Structured figure records:

-- -- --

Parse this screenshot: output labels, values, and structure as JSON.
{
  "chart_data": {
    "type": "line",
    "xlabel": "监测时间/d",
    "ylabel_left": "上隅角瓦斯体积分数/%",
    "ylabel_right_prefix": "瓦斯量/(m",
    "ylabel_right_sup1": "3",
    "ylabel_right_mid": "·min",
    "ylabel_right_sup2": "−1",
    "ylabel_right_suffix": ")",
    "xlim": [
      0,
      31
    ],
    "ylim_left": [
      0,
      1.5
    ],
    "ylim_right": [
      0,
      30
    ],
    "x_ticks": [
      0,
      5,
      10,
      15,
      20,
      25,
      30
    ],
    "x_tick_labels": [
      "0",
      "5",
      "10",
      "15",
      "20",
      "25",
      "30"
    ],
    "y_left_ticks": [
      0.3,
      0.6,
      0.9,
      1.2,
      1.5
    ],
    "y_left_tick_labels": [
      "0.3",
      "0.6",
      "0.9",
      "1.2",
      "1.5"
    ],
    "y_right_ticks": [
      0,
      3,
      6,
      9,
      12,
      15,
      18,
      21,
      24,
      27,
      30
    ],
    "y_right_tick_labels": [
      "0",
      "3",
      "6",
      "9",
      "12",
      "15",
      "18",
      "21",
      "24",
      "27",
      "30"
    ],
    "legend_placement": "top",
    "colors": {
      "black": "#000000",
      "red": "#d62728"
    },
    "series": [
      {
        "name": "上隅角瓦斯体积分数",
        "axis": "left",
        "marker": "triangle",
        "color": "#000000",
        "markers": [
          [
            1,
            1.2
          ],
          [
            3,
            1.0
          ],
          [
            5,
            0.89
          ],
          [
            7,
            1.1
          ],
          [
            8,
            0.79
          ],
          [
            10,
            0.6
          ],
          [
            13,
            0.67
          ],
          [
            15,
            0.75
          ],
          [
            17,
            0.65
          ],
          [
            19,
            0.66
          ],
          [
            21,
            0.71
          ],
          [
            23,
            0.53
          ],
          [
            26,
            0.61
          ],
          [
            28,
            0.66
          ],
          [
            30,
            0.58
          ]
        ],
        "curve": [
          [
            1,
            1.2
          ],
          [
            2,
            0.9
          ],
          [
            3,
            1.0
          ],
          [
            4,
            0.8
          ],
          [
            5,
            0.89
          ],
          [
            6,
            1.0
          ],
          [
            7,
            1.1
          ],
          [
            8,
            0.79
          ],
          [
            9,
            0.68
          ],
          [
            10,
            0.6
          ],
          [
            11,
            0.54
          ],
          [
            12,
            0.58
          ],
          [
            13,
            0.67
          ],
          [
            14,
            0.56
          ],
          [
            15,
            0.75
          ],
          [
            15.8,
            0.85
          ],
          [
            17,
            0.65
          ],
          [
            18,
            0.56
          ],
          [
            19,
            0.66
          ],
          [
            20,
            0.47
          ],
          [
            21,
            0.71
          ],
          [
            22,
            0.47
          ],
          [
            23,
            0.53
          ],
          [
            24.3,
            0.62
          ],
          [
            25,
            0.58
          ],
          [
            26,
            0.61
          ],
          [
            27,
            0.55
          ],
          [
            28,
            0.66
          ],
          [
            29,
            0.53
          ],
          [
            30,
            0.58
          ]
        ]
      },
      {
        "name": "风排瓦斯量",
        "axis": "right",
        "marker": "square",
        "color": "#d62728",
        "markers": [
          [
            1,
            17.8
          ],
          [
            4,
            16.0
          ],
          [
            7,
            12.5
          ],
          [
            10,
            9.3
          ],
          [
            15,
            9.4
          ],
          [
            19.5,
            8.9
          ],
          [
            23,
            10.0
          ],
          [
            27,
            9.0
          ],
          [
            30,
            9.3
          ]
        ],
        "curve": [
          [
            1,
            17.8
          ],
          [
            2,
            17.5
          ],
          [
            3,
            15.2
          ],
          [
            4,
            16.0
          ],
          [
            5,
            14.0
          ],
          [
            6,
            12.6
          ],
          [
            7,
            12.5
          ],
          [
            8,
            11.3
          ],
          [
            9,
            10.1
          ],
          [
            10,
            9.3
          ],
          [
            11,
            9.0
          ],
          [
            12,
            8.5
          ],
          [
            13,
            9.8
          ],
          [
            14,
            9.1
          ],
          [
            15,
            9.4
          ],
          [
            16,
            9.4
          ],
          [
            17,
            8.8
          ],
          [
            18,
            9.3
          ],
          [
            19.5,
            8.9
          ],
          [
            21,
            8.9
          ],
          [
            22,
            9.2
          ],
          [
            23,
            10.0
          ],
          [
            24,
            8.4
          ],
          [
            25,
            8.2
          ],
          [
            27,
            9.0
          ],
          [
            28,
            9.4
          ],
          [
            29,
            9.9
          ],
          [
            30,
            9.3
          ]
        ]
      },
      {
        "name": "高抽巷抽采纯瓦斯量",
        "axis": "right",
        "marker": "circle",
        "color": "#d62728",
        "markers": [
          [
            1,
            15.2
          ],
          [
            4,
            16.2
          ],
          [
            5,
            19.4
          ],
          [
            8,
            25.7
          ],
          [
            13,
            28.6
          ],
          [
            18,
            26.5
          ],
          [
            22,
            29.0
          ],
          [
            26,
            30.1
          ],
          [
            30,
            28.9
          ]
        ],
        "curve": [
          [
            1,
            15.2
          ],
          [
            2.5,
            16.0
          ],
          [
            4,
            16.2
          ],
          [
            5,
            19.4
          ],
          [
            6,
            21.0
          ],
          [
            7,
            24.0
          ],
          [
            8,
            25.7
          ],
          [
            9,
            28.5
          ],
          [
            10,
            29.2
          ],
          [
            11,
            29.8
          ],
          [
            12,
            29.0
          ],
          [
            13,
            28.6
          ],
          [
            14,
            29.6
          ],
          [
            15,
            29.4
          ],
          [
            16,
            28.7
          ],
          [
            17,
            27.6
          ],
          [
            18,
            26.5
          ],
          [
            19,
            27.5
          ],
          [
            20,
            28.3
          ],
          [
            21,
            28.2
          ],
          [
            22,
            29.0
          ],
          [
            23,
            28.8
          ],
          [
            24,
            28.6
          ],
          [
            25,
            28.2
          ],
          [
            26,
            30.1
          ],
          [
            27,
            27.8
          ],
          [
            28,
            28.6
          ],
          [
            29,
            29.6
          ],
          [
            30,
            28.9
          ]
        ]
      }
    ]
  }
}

-- -- --

*REQUIRED TASK*.
Print the material once more, exactly.

*ANSWER TO THE PROBLEM*.
Parse this screenshot: output labels, values, and structure as JSON.
{
  "chart_data": {
    "type": "line",
    "xlabel": "监测时间/d",
    "ylabel_left": "上隅角瓦斯体积分数/%",
    "ylabel_right_prefix": "瓦斯量/(m",
    "ylabel_right_sup1": "3",
    "ylabel_right_mid": "·min",
    "ylabel_right_sup2": "−1",
    "ylabel_right_suffix": ")",
    "xlim": [
      0,
      31
    ],
    "ylim_left": [
      0,
      1.5
    ],
    "ylim_right": [
      0,
      30
    ],
    "x_ticks": [
      0,
      5,
      10,
      15,
      20,
      25,
      30
    ],
    "x_tick_labels": [
      "0",
      "5",
      "10",
      "15",
      "20",
      "25",
      "30"
    ],
    "y_left_ticks": [
      0.3,
      0.6,
      0.9,
      1.2,
      1.5
    ],
    "y_left_tick_labels": [
      "0.3",
      "0.6",
      "0.9",
      "1.2",
      "1.5"
    ],
    "y_right_ticks": [
      0,
      3,
      6,
      9,
      12,
      15,
      18,
      21,
      24,
      27,
      30
    ],
    "y_right_tick_labels": [
      "0",
      "3",
      "6",
      "9",
      "12",
      "15",
      "18",
      "21",
      "24",
      "27",
      "30"
    ],
    "legend_placement": "top",
    "colors": {
      "black": "#000000",
      "red": "#d62728"
    },
    "series": [
      {
        "name": "上隅角瓦斯体积分数",
        "axis": "left",
        "marker": "triangle",
        "color": "#000000",
        "markers": [
          [
            1,
            1.2
          ],
          [
            3,
            1.0
          ],
          [
            5,
            0.89
          ],
          [
            7,
            1.1
          ],
          [
            8,
            0.79
          ],
          [
            10,
            0.6
          ],
          [
            13,
            0.67
          ],
          [
            15,
            0.75
          ],
          [
            17,
            0.65
          ],
          [
            19,
            0.66
          ],
          [
            21,
            0.71
          ],
          [
            23,
            0.53
          ],
          [
            26,
            0.61
          ],
          [
            28,
            0.66
          ],
          [
            30,
            0.58
          ]
        ],
        "curve": [
          [
            1,
            1.2
          ],
          [
            2,
            0.9
          ],
          [
            3,
            1.0
          ],
          [
            4,
            0.8
          ],
          [
            5,
            0.89
          ],
          [
            6,
            1.0
          ],
          [
            7,
            1.1
          ],
          [
            8,
            0.79
          ],
          [
            9,
            0.68
          ],
          [
            10,
            0.6
          ],
          [
            11,
            0.54
          ],
          [
            12,
            0.58
          ],
          [
            13,
            0.67
          ],
          [
            14,
            0.56
          ],
          [
            15,
            0.75
          ],
          [
            15.8,
            0.85
          ],
          [
            17,
            0.65
          ],
          [
            18,
            0.56
          ],
          [
            19,
            0.66
          ],
          [
            20,
            0.47
          ],
          [
            21,
            0.71
          ],
          [
            22,
            0.47
          ],
          [
            23,
            0.53
          ],
          [
            24.3,
            0.62
          ],
          [
            25,
            0.58
          ],
          [
            26,
            0.61
          ],
          [
            27,
            0.55
          ],
          [
            28,
            0.66
          ],
          [
            29,
            0.53
          ],
          [
            30,
            0.58
          ]
        ]
      },
      {
        "name": "风排瓦斯量",
        "axis": "right",
        "marker": "square",
        "color": "#d62728",
        "markers": [
          [
            1,
            17.8
          ],
          [
            4,
            16.0
          ],
          [
            7,
            12.5
          ],
          [
            10,
            9.3
          ],
          [
            15,
            9.4
          ],
          [
            19.5,
            8.9
          ],
          [
            23,
            10.0
          ],
          [
            27,
            9.0
          ],
          [
            30,
            9.3
          ]
        ],
        "curve": [
          [
            1,
            17.8
          ],
          [
            2,
            17.5
          ],
          [
            3,
            15.2
          ],
          [
            4,
            16.0
          ],
          [
            5,
            14.0
          ],
          [
            6,
            12.6
          ],
          [
            7,
            12.5
          ],
          [
            8,
            11.3
          ],
          [
            9,
            10.1
          ],
          [
            10,
            9.3
          ],
          [
            11,
            9.0
          ],
          [
            12,
            8.5
          ],
          [
            13,
            9.8
          ],
          [
            14,
            9.1
          ],
          [
            15,
            9.4
          ],
          [
            16,
            9.4
          ],
          [
            17,
            8.8
          ],
          [
            18,
            9.3
          ],
          [
            19.5,
            8.9
          ],
          [
            21,
            8.9
          ],
          [
            22,
            9.2
          ],
          [
            23,
            10.0
          ],
          [
            24,
            8.4
          ],
          [
            25,
            8.2
          ],
          [
            27,
            9.0
          ],
          [
            28,
            9.4
          ],
          [
            29,
            9.9
          ],
          [
            30,
            9.3
          ]
        ]
      },
      {
        "name": "高抽巷抽采纯瓦斯量",
        "axis": "right",
        "marker": "circle",
        "color": "#d62728",
        "markers": [
          [
            1,
            15.2
          ],
          [
            4,
            16.2
          ],
          [
            5,
            19.4
          ],
          [
            8,
            25.7
          ],
          [
            13,
            28.6
          ],
          [
            18,
            26.5
          ],
          [
            22,
            29.0
          ],
          [
            26,
            30.1
          ],
          [
            30,
            28.9
          ]
        ],
        "curve": [
          [
            1,
            15.2
          ],
          [
            2.5,
            16.0
          ],
          [
            4,
            16.2
          ],
          [
            5,
            19.4
          ],
          [
            6,
            21.0
          ],
          [
            7,
            24.0
          ],
          [
            8,
            25.7
          ],
          [
            9,
            28.5
          ],
          [
            10,
            29.2
          ],
          [
            11,
            29.8
          ],
          [
            12,
            29.0
          ],
          [
            13,
            28.6
          ],
          [
            14,
            29.6
          ],
          [
            15,
            29.4
          ],
          [
            16,
            28.7
          ],
          [
            17,
            27.6
          ],
          [
            18,
            26.5
          ],
          [
            19,
            27.5
          ],
          [
            20,
            28.3
          ],
          [
            21,
            28.2
          ],
          [
            22,
            29.0
          ],
          [
            23,
            28.8
          ],
          [
            24,
            28.6
          ],
          [
            25,
            28.2
          ],
          [
            26,
            30.1
          ],
          [
            27,
            27.8
          ],
          [
            28,
            28.6
          ],
          [
            29,
            29.6
          ],
          [
            30,
            28.9
          ]
        ]
      }
    ]
  }
}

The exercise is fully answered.